— start of Dataset excerpts —

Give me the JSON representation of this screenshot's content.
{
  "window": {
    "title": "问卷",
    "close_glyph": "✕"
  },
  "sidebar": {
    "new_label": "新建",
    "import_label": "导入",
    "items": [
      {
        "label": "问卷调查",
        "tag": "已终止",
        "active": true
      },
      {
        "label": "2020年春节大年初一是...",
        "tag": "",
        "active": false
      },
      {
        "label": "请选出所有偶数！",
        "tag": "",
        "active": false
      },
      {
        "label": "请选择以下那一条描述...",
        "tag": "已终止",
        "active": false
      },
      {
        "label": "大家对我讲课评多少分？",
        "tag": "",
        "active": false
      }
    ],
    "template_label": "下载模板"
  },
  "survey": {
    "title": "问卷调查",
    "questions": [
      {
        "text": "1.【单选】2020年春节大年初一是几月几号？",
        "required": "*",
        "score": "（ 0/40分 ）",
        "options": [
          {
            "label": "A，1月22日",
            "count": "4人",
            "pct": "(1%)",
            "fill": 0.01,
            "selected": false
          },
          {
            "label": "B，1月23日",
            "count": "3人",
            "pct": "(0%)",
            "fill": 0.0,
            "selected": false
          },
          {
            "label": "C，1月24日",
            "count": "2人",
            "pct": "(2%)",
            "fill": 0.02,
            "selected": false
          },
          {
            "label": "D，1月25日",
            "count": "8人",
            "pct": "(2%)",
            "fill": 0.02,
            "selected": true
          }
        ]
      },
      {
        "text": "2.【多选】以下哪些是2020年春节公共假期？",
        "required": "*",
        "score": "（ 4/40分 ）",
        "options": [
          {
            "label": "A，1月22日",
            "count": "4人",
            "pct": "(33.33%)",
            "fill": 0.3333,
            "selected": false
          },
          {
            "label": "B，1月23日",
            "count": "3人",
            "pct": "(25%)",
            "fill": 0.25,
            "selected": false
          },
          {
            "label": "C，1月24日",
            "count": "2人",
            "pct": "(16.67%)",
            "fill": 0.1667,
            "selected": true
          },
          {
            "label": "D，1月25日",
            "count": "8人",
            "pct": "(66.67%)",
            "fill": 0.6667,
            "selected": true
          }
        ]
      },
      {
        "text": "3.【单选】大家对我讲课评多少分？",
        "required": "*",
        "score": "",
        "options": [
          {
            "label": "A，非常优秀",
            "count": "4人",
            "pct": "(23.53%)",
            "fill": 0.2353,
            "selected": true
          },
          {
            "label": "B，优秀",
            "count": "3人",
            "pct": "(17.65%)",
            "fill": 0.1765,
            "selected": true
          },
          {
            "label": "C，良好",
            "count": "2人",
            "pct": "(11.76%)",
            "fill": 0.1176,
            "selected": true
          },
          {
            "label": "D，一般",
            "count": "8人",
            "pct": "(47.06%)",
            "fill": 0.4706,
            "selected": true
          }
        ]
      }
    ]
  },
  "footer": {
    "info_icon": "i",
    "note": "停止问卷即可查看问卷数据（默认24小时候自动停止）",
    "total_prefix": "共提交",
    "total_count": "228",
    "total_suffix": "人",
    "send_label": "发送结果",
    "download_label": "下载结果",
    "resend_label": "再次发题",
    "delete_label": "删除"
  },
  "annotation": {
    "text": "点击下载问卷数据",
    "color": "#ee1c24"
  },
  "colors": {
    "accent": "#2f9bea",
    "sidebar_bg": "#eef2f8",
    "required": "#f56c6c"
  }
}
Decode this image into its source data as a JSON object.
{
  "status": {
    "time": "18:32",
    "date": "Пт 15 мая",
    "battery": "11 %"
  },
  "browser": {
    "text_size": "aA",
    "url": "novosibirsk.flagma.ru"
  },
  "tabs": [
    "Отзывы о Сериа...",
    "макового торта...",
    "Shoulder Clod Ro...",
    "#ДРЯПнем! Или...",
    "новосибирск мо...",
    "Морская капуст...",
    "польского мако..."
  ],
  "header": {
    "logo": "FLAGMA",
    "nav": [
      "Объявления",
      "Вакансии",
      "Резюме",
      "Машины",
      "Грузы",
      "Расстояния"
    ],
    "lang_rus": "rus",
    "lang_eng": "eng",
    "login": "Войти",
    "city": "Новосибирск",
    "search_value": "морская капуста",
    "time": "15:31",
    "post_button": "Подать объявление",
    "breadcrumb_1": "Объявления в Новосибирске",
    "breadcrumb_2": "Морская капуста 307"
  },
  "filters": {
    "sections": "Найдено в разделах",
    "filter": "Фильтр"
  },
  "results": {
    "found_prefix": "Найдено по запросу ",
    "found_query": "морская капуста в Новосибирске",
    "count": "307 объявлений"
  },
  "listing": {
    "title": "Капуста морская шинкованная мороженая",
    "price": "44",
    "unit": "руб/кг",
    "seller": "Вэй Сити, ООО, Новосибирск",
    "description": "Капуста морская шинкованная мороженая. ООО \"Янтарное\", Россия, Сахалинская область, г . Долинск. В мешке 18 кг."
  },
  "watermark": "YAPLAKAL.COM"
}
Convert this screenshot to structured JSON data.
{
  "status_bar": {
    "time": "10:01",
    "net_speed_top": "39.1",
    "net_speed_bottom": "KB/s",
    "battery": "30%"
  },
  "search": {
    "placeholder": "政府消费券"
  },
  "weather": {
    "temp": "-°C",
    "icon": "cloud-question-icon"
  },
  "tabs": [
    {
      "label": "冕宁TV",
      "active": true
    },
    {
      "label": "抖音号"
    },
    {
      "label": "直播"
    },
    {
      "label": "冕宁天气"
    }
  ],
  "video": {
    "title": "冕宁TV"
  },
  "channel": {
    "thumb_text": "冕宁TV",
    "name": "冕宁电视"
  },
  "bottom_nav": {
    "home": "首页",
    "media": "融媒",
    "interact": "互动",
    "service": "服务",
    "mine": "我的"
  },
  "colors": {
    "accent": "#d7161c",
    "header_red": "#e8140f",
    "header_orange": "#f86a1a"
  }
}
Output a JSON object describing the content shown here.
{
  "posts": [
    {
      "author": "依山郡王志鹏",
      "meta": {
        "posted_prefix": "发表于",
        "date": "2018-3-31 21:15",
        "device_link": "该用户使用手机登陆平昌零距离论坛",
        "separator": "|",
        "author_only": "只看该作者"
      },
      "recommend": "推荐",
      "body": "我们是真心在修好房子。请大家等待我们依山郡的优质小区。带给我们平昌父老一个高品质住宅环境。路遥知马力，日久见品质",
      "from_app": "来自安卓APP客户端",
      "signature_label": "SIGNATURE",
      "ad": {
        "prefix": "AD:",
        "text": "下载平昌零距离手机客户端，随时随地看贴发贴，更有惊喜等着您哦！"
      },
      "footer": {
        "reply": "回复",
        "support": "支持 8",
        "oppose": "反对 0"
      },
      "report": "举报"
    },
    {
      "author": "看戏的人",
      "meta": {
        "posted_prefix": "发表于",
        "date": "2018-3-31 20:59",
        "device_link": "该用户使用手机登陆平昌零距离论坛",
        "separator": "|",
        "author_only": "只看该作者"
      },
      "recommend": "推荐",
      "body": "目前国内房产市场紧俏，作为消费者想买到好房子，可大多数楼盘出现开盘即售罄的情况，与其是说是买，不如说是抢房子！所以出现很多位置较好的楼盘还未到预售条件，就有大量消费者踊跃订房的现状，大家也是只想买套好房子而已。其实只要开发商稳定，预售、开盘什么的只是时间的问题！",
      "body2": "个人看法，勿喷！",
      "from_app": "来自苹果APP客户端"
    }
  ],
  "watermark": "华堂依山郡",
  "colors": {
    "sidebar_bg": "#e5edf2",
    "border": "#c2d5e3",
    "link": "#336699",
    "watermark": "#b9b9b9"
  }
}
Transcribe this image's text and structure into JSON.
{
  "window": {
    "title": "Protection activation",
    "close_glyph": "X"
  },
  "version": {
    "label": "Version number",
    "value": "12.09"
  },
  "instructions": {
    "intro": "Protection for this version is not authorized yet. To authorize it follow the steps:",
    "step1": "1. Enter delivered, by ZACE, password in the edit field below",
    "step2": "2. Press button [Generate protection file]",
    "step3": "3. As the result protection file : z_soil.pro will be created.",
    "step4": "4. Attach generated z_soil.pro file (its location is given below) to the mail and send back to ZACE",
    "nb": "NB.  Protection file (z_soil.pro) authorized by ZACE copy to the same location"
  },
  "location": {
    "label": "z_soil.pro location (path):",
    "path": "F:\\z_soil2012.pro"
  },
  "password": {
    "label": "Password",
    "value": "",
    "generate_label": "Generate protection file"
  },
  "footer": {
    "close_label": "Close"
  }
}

— end of Dataset excerpts —

■ **What the task requires**:
Output an exact copy of the lines beginning at the one that holds "Transcribe this image's" and running through the final line of the records.

■ **Exercise response**:
Transcribe this image's text and structure into JSON.
{
  "window": {
    "title": "Protection activation",
    "close_glyph": "X"
  },
  "version": {
    "label": "Version number",
    "value": "12.09"
  },
  "instructions": {
    "intro": "Protection for this version is not authorized yet. To authorize it follow the steps:",
    "step1": "1. Enter delivered, by ZACE, password in the edit field below",
    "step2": "2. Press button [Generate protection file]",
    "step3": "3. As the result protection file : z_soil.pro will be created.",
    "step4": "4. Attach generated z_soil.pro file (its location is given below) to the mail and send back to ZACE",
    "nb": "NB.  Protection file (z_soil.pro) authorized by ZACE copy to the same location"
  },
  "location": {
    "label": "z_soil.pro location (path):",
    "path": "F:\\z_soil2012.pro"
  },
  "password": {
    "label": "Password",
    "value": "",
    "generate_label": "Generate protection file"
  },
  "footer": {
    "close_label": "Close"
  }
}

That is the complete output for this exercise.